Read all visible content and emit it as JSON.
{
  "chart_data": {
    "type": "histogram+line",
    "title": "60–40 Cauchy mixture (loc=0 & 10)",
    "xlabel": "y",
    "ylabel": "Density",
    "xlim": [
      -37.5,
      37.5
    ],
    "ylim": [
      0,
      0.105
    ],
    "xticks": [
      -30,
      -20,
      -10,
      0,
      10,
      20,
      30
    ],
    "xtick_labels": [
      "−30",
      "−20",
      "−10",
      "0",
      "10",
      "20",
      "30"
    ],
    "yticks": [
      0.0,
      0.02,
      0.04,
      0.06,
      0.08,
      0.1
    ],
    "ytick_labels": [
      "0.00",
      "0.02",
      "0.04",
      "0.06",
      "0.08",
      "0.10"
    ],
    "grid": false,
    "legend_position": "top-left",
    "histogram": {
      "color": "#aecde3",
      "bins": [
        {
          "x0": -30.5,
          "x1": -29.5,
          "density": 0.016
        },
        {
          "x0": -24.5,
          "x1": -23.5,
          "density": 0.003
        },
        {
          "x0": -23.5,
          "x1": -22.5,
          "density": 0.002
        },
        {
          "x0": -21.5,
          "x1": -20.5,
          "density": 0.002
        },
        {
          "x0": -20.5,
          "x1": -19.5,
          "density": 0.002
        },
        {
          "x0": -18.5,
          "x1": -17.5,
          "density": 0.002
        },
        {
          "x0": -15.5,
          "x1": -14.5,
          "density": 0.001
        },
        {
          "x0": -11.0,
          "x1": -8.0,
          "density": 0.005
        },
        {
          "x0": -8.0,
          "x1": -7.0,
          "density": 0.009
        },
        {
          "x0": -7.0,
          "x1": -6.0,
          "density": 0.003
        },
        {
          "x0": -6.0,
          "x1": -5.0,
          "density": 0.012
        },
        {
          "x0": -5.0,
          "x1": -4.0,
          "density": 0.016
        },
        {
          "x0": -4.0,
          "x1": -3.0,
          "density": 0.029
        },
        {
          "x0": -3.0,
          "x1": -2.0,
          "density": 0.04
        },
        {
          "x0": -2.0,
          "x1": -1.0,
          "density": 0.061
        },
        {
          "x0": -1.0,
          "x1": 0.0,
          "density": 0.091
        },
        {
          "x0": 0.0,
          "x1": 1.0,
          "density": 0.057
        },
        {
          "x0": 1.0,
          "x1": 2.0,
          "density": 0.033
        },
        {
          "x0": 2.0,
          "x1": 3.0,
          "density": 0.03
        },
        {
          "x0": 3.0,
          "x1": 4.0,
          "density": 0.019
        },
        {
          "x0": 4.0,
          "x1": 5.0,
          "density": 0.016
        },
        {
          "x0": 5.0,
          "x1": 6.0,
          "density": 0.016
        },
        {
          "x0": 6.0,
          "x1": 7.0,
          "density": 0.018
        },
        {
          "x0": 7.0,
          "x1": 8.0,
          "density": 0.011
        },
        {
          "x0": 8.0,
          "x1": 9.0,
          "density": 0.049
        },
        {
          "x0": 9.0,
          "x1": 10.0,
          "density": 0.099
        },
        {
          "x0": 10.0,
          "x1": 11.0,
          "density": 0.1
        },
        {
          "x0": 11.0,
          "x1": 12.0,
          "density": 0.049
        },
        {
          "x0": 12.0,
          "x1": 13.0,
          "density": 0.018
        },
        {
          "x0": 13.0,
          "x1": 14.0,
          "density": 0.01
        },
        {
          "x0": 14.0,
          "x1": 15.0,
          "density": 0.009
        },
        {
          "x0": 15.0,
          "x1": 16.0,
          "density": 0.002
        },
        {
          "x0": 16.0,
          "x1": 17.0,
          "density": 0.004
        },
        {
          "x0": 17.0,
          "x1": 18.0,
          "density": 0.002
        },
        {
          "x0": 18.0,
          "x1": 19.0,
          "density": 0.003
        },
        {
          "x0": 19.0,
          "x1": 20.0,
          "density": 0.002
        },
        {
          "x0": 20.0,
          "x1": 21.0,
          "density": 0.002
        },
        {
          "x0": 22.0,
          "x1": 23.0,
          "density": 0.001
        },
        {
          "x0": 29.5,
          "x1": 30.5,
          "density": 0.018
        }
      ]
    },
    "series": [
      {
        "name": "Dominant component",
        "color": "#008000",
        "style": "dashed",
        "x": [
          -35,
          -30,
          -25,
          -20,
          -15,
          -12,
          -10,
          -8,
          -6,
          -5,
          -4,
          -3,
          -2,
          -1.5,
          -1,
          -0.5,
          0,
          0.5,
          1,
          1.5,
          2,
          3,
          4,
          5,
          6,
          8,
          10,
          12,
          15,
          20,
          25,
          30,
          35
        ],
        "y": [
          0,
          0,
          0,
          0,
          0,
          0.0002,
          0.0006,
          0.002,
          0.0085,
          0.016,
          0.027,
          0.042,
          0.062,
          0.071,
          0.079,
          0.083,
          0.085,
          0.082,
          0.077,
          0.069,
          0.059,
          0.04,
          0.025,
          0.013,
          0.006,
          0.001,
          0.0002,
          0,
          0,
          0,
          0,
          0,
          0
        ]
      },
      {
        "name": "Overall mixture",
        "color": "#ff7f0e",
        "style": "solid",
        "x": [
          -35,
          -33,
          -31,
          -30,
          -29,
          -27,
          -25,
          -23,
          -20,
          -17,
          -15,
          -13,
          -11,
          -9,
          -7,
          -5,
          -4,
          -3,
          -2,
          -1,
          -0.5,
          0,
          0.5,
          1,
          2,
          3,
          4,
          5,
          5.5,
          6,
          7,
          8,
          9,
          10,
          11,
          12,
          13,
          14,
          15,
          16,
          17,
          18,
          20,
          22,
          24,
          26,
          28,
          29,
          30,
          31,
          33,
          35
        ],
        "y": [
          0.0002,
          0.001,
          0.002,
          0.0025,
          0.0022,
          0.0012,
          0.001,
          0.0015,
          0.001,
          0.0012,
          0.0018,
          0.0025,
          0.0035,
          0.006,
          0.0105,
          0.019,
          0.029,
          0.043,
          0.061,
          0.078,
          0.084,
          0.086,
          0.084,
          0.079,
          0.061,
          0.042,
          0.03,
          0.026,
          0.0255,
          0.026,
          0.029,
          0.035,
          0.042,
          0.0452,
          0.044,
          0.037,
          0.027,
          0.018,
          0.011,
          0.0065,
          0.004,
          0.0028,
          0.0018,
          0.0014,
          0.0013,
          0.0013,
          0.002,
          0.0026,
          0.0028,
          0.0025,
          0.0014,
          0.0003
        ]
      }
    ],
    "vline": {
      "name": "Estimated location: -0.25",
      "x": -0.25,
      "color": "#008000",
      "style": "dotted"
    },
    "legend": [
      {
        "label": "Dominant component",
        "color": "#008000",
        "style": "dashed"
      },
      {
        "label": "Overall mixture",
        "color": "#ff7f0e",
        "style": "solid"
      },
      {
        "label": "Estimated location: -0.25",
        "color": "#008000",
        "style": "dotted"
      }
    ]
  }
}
+ + + + + + +
Problem statement: Check each line of the data above for the word "location" and say how many lines have it. Give the number alone.

Correct answer: 2